**Instructions for the task**
Below is a listing; write it out exactly and drop any images from it.

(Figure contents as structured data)
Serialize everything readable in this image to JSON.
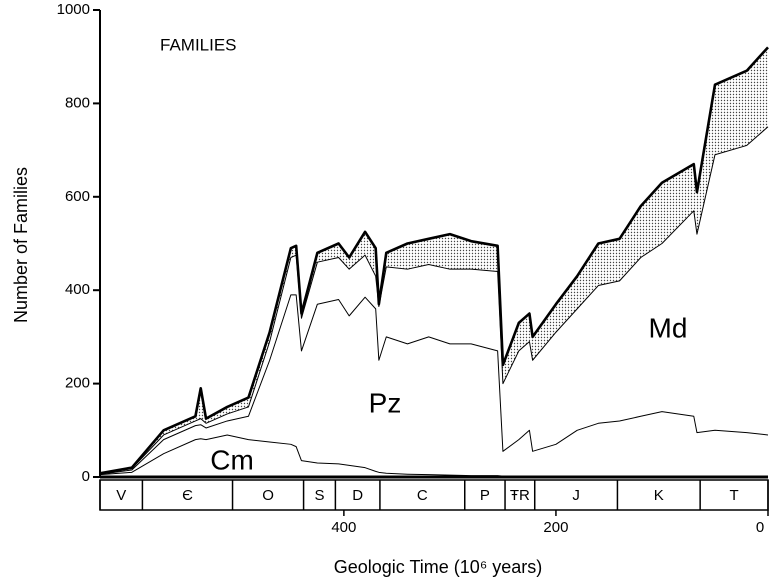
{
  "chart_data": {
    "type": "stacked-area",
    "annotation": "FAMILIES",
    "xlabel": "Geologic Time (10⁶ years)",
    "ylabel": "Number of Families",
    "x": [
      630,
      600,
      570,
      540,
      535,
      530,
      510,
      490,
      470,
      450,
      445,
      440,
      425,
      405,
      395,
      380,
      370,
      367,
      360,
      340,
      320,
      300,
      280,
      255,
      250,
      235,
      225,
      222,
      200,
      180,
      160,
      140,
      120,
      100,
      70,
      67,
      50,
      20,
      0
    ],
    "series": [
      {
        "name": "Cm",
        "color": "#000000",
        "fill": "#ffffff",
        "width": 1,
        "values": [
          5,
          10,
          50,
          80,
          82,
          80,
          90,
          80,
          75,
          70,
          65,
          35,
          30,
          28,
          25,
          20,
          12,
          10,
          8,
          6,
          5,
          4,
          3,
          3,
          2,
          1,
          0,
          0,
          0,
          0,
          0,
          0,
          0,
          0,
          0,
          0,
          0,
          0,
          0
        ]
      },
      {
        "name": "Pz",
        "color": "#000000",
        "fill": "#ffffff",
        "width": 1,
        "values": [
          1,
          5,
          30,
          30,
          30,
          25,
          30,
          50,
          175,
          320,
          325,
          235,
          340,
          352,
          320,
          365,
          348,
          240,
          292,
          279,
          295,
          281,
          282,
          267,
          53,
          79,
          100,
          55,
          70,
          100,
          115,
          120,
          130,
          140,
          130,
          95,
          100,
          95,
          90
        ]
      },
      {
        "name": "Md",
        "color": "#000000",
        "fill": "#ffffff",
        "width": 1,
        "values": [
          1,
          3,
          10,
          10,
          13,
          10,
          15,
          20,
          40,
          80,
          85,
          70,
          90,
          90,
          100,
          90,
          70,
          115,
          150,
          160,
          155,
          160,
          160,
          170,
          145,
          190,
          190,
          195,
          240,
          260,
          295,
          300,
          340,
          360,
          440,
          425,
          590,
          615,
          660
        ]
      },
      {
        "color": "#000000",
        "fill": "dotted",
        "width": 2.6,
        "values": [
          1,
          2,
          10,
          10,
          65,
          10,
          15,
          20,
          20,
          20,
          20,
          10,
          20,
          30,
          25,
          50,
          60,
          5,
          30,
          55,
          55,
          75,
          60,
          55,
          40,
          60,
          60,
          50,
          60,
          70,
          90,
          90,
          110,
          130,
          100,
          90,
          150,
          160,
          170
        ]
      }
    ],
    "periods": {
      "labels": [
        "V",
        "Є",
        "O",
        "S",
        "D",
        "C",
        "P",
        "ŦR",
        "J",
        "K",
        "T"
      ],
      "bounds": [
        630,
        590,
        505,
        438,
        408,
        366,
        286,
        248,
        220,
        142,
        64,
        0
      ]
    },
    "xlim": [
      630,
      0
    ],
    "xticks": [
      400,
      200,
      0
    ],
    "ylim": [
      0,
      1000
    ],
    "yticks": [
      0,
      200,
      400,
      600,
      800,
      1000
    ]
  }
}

**Exercise solution**
Serialize everything readable in this image to JSON.
{
  "chart_data": {
    "type": "stacked-area",
    "annotation": "FAMILIES",
    "xlabel": "Geologic Time (10⁶ years)",
    "ylabel": "Number of Families",
    "x": [
      630,
      600,
      570,
      540,
      535,
      530,
      510,
      490,
      470,
      450,
      445,
      440,
      425,
      405,
      395,
      380,
      370,
      367,
      360,
      340,
      320,
      300,
      280,
      255,
      250,
      235,
      225,
      222,
      200,
      180,
      160,
      140,
      120,
      100,
      70,
      67,
      50,
      20,
      0
    ],
    "series": [
      {
        "name": "Cm",
        "color": "#000000",
        "fill": "#ffffff",
        "width": 1,
        "values": [
          5,
          10,
          50,
          80,
          82,
          80,
          90,
          80,
          75,
          70,
          65,
          35,
          30,
          28,
          25,
          20,
          12,
          10,
          8,
          6,
          5,
          4,
          3,
          3,
          2,
          1,
          0,
          0,
          0,
          0,
          0,
          0,
          0,
          0,
          0,
          0,
          0,
          0,
          0
        ]
      },
      {
        "name": "Pz",
        "color": "#000000",
        "fill": "#ffffff",
        "width": 1,
        "values": [
          1,
          5,
          30,
          30,
          30,
          25,
          30,
          50,
          175,
          320,
          325,
          235,
          340,
          352,
          320,
          365,
          348,
          240,
          292,
          279,
          295,
          281,
          282,
          267,
          53,
          79,
          100,
          55,
          70,
          100,
          115,
          120,
          130,
          140,
          130,
          95,
          100,
          95,
          90
        ]
      },
      {
        "name": "Md",
        "color": "#000000",
        "fill": "#ffffff",
        "width": 1,
        "values": [
          1,
          3,
          10,
          10,
          13,
          10,
          15,
          20,
          40,
          80,
          85,
          70,
          90,
          90,
          100,
          90,
          70,
          115,
          150,
          160,
          155,
          160,
          160,
          170,
          145,
          190,
          190,
          195,
          240,
          260,
          295,
          300,
          340,
          360,
          440,
          425,
          590,
          615,
          660
        ]
      },
      {
        "color": "#000000",
        "fill": "dotted",
        "width": 2.6,
        "values": [
          1,
          2,
          10,
          10,
          65,
          10,
          15,
          20,
          20,
          20,
          20,
          10,
          20,
          30,
          25,
          50,
          60,
          5,
          30,
          55,
          55,
          75,
          60,
          55,
          40,
          60,
          60,
          50,
          60,
          70,
          90,
          90,
          110,
          130,
          100,
          90,
          150,
          160,
          170
        ]
      }
    ],
    "periods": {
      "labels": [
        "V",
        "Є",
        "O",
        "S",
        "D",
        "C",
        "P",
        "ŦR",
        "J",
        "K",
        "T"
      ],
      "bounds": [
        630,
        590,
        505,
        438,
        408,
        366,
        286,
        248,
        220,
        142,
        64,
        0
      ]
    },
    "xlim": [
      630,
      0
    ],
    "xticks": [
      400,
      200,
      0
    ],
    "ylim": [
      0,
      1000
    ],
    "yticks": [
      0,
      200,
      400,
      600,
      800,
      1000
    ]
  }
}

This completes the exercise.